PROBLEM DETAILS — Scan the data for lines with "najmniej" and report the count by itself.

Collected data entries —
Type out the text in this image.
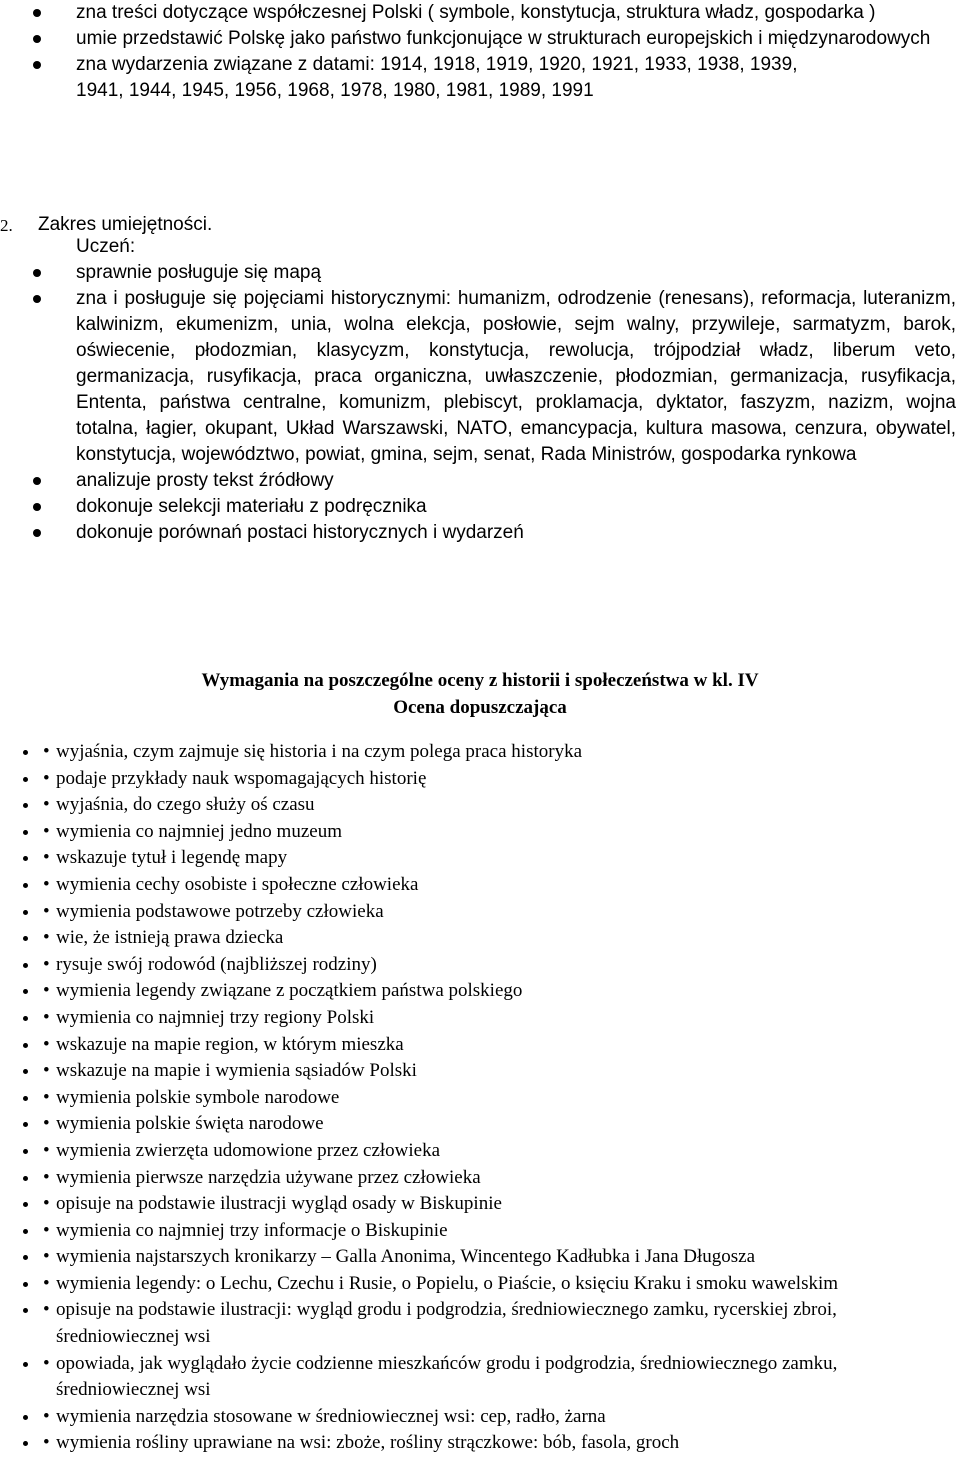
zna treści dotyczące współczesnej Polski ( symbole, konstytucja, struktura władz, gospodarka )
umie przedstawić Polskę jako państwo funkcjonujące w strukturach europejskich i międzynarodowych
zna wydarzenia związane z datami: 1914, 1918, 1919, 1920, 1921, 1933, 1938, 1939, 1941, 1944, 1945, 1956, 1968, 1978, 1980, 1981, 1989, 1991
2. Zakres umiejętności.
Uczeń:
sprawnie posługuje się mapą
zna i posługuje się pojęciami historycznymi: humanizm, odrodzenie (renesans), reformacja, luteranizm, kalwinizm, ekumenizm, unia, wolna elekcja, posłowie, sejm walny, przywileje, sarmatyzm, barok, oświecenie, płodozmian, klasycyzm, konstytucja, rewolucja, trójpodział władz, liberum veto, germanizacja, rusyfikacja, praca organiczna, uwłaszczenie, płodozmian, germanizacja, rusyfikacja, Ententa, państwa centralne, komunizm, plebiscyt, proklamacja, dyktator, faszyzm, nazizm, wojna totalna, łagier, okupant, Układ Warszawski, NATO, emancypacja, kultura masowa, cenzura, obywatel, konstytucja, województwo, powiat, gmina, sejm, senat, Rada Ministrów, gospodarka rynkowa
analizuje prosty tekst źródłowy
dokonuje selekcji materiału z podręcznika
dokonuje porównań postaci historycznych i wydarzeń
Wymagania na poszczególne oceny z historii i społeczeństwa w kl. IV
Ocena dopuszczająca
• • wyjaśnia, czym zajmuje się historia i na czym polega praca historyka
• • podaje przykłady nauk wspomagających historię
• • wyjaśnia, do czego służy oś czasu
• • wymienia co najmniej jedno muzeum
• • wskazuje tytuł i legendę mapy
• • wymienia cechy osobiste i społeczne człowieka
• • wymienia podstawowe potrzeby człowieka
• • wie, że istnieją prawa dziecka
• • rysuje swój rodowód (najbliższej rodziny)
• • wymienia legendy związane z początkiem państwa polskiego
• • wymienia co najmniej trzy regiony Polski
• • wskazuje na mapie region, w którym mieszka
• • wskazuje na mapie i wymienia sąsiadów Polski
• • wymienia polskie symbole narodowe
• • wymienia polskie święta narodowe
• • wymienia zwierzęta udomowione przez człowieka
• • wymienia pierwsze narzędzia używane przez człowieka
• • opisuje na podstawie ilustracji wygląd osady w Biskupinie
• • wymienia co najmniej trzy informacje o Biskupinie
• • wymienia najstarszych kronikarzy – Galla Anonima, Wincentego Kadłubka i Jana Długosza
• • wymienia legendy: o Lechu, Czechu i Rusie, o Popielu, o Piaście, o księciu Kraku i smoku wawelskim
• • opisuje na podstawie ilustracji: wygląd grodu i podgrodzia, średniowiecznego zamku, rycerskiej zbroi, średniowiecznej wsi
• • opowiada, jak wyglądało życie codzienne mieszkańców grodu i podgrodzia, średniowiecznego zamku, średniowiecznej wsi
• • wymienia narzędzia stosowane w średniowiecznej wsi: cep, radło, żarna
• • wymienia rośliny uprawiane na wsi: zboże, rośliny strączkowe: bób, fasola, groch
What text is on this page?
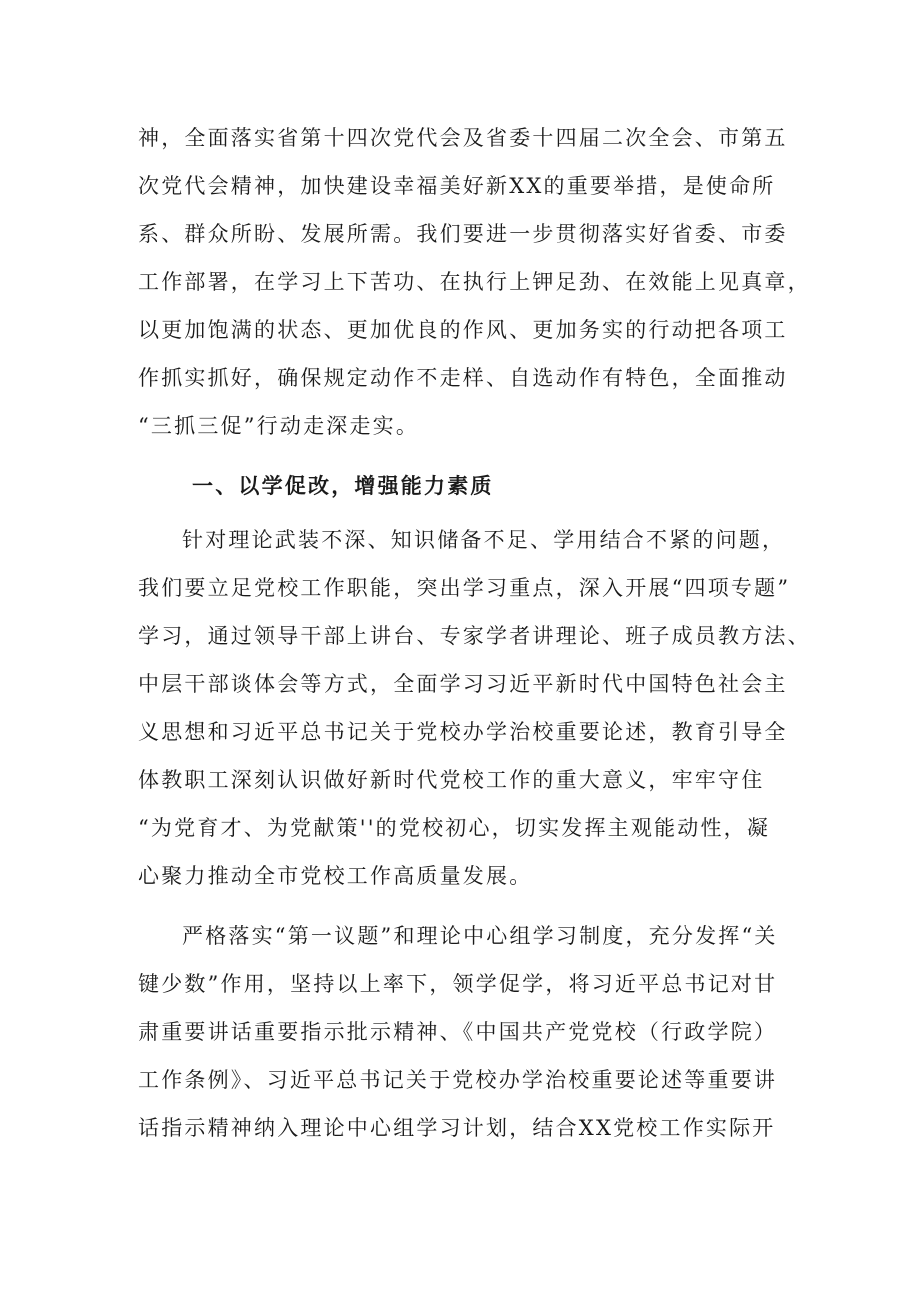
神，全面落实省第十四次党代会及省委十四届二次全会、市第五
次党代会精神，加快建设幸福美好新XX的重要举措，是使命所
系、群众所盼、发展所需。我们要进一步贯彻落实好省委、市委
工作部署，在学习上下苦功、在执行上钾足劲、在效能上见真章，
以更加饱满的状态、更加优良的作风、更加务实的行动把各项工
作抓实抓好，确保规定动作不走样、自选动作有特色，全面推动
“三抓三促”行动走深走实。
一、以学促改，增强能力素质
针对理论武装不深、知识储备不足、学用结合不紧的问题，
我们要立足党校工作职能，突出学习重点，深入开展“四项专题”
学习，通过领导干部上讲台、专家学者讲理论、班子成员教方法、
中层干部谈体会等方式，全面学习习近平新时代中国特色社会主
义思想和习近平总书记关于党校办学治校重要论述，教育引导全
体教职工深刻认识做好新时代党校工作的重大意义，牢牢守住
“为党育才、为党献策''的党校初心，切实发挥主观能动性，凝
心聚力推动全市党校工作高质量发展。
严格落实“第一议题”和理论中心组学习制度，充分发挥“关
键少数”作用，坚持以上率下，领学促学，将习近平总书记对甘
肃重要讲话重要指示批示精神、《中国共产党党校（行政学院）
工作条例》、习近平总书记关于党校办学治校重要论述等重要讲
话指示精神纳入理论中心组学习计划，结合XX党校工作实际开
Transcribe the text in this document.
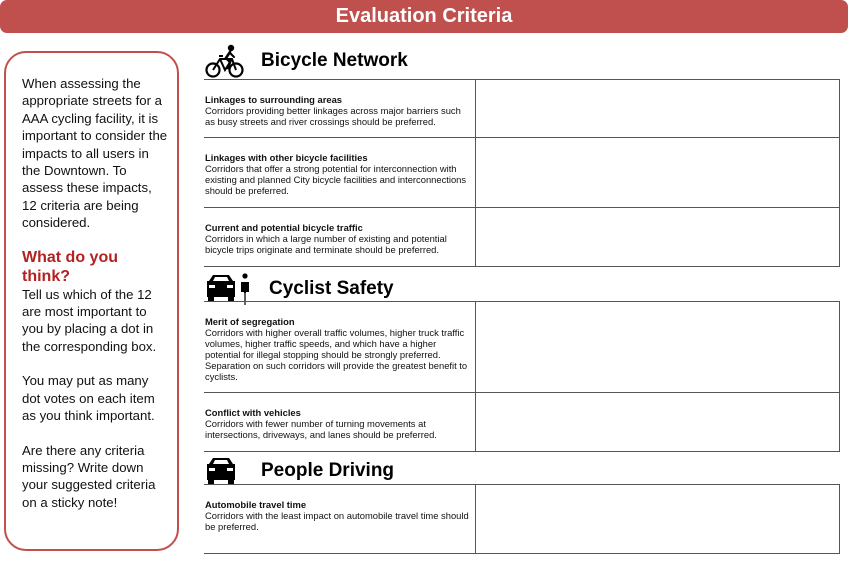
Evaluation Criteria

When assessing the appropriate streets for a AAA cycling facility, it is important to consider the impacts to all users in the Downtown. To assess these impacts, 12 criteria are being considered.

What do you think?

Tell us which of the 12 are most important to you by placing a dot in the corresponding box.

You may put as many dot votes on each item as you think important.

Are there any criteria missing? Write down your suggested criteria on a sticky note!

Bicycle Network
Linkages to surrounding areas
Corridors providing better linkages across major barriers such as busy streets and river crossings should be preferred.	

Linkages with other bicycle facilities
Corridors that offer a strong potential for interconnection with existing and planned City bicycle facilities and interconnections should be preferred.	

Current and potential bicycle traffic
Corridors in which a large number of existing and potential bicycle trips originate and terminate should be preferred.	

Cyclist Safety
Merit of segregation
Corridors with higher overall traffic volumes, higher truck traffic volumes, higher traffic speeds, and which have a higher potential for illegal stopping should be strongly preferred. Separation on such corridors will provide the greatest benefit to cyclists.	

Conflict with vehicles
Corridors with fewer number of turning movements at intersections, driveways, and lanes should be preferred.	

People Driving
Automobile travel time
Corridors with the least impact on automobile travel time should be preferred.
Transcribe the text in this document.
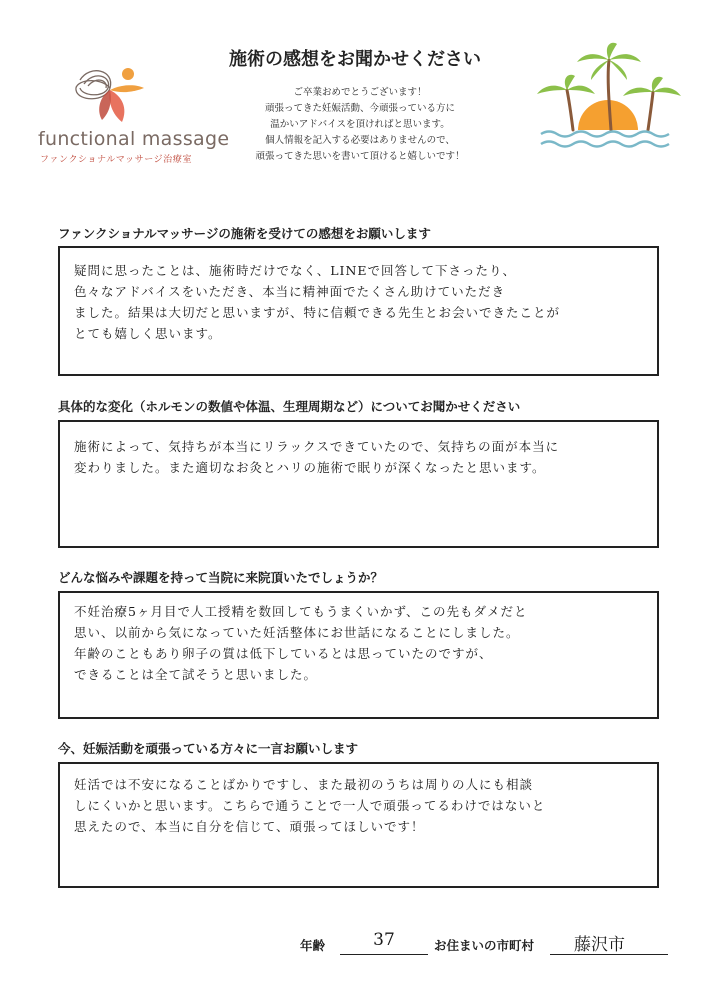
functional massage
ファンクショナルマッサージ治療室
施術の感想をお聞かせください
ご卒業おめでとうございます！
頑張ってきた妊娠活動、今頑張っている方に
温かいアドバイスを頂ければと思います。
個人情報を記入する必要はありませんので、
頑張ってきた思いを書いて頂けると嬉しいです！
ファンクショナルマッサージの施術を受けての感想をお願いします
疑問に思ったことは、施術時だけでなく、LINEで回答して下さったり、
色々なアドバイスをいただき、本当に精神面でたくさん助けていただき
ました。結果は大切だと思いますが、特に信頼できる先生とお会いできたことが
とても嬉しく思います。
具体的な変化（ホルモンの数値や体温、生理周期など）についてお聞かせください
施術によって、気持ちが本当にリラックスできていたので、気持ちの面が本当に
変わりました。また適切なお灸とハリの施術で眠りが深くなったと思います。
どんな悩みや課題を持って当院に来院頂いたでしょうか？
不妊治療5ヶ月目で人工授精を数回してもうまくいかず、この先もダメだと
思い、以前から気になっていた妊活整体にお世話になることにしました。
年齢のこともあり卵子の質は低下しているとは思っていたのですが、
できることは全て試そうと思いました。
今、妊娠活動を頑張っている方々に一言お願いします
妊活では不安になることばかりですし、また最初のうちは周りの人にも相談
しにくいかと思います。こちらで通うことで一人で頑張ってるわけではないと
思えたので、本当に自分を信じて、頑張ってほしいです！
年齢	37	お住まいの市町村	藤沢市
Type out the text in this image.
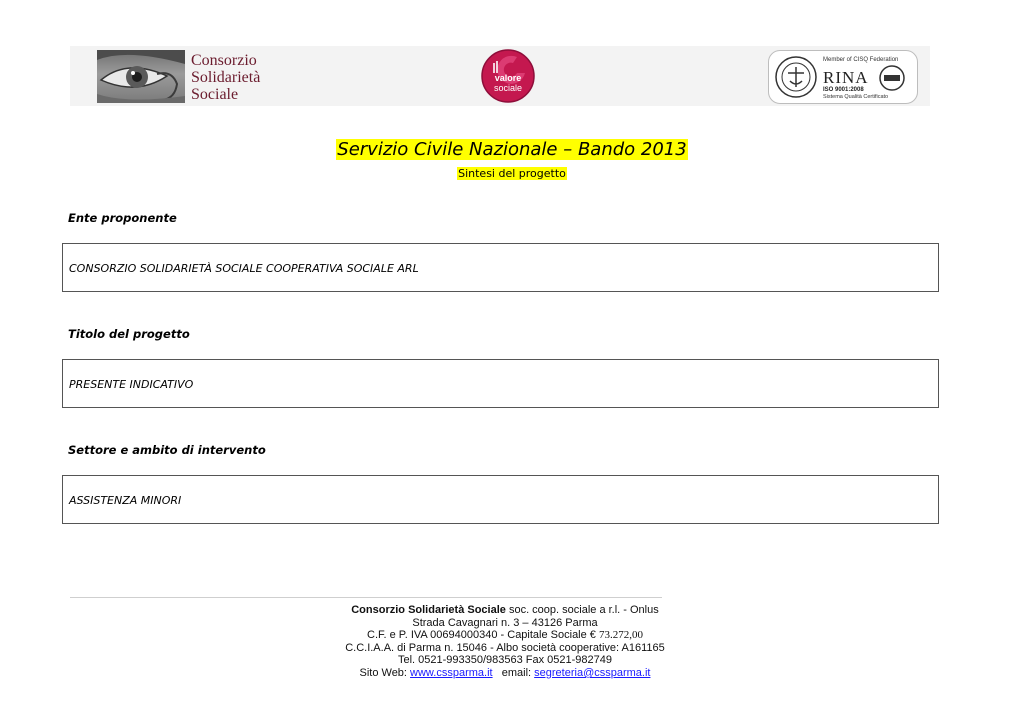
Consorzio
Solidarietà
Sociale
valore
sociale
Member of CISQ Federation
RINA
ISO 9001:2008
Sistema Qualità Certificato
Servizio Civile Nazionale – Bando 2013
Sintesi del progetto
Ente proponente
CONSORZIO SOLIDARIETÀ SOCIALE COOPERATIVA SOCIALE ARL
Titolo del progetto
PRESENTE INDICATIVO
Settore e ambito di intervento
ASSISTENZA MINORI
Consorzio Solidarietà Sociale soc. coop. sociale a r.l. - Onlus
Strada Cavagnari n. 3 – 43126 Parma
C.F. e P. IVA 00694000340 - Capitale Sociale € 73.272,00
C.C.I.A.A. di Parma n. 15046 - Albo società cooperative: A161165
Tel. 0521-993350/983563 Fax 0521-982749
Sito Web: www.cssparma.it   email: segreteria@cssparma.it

SOLUTION TO THE PROBLEM — 3